■ **À faire**: Recopiez à l'identique toutes les lignes des entrées ci-dessous, sans reprendre les images.

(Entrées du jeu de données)

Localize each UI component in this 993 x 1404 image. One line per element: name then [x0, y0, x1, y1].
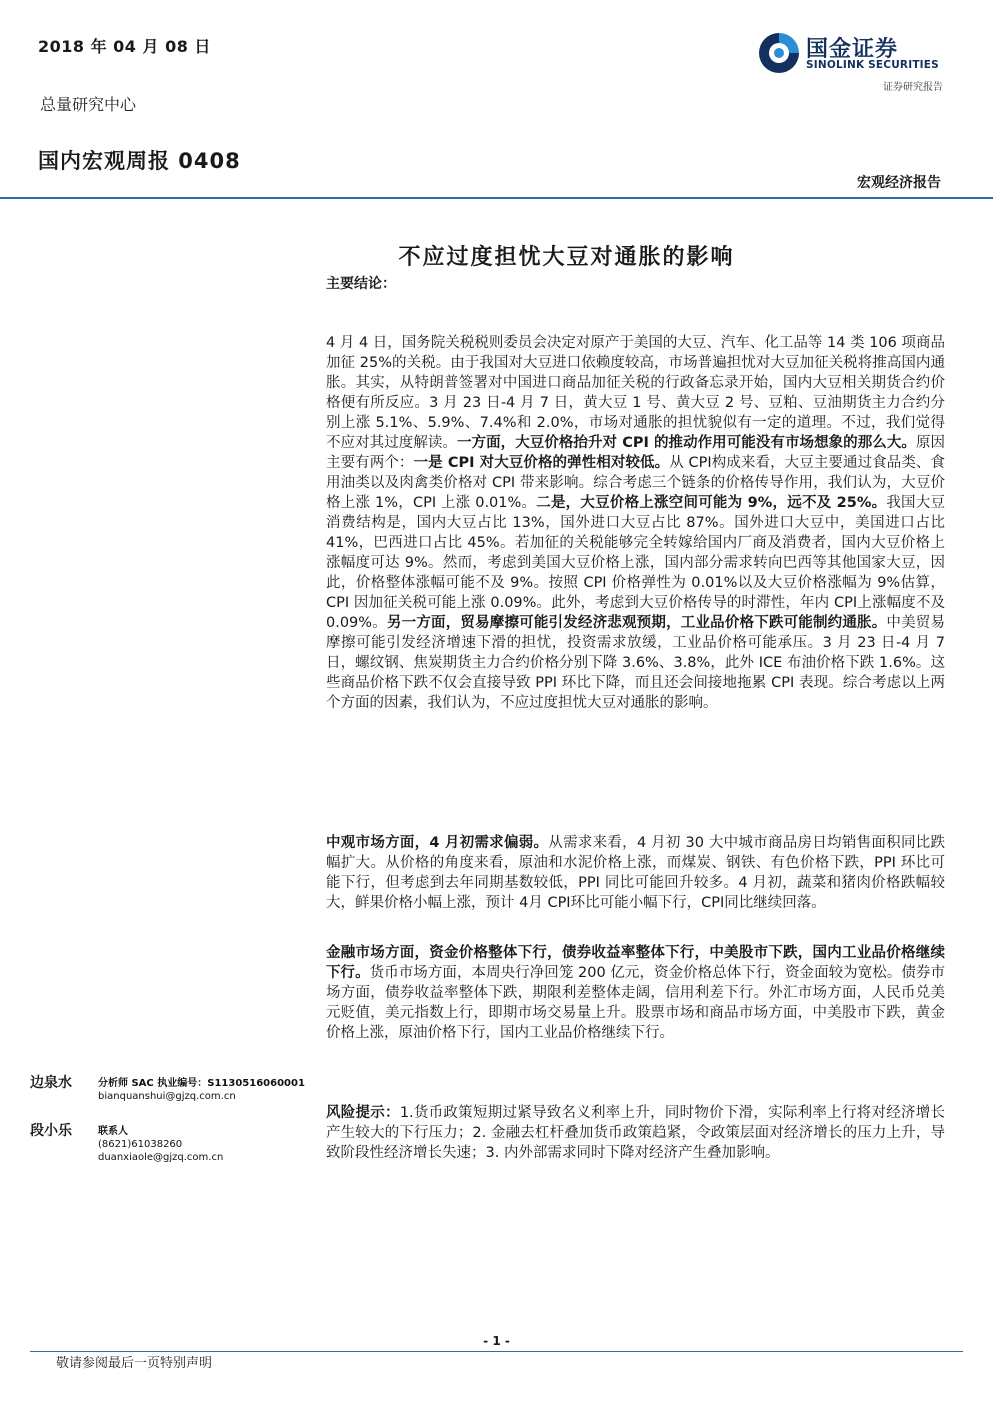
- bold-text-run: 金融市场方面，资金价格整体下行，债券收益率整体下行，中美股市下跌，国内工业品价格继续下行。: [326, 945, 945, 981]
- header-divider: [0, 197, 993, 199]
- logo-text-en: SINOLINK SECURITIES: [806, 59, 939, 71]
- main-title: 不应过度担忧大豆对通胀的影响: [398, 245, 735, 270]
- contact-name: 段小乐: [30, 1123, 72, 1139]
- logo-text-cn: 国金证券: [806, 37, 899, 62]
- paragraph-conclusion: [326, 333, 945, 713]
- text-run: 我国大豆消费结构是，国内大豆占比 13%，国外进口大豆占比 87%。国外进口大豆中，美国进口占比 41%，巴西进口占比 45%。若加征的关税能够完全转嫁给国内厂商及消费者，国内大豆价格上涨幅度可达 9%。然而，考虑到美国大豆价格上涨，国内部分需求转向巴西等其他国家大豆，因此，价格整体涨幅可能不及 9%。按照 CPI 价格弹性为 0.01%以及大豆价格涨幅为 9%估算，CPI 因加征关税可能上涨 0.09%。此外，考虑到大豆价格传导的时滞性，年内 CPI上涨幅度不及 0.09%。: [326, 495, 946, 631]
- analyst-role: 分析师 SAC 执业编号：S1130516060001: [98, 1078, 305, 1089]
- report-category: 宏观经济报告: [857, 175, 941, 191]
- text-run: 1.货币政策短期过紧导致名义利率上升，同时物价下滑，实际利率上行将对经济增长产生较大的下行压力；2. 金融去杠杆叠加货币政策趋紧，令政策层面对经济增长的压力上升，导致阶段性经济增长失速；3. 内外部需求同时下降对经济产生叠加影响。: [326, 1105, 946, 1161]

■ **Résultat de l'exercice**:
Localize each UI component in this 993 x 1404 image. One line per element: name then [x0, y0, x1, y1].
- bold-text-run: 金融市场方面，资金价格整体下行，债券收益率整体下行，中美股市下跌，国内工业品价格继续下行。: [326, 945, 945, 981]
- header-divider: [0, 197, 993, 199]
- logo-text-en: SINOLINK SECURITIES: [806, 59, 939, 71]
- main-title: 不应过度担忧大豆对通胀的影响: [398, 245, 735, 270]
- contact-name: 段小乐: [30, 1123, 72, 1139]
- logo-text-cn: 国金证券: [806, 37, 899, 62]
- paragraph-conclusion: [326, 333, 945, 713]
- text-run: 我国大豆消费结构是，国内大豆占比 13%，国外进口大豆占比 87%。国外进口大豆中，美国进口占比 41%，巴西进口占比 45%。若加征的关税能够完全转嫁给国内厂商及消费者，国内大豆价格上涨幅度可达 9%。然而，考虑到美国大豆价格上涨，国内部分需求转向巴西等其他国家大豆，因此，价格整体涨幅可能不及 9%。按照 CPI 价格弹性为 0.01%以及大豆价格涨幅为 9%估算，CPI 因加征关税可能上涨 0.09%。此外，考虑到大豆价格传导的时滞性，年内 CPI上涨幅度不及 0.09%。: [326, 495, 946, 631]
- analyst-role: 分析师 SAC 执业编号：S1130516060001: [98, 1078, 305, 1089]
- report-category: 宏观经济报告: [857, 175, 941, 191]
- text-run: 1.货币政策短期过紧导致名义利率上升，同时物价下滑，实际利率上行将对经济增长产生较大的下行压力；2. 金融去杠杆叠加货币政策趋紧，令政策层面对经济增长的压力上升，导致阶段性经济增长失速；3. 内外部需求同时下降对经济产生叠加影响。: [326, 1105, 946, 1161]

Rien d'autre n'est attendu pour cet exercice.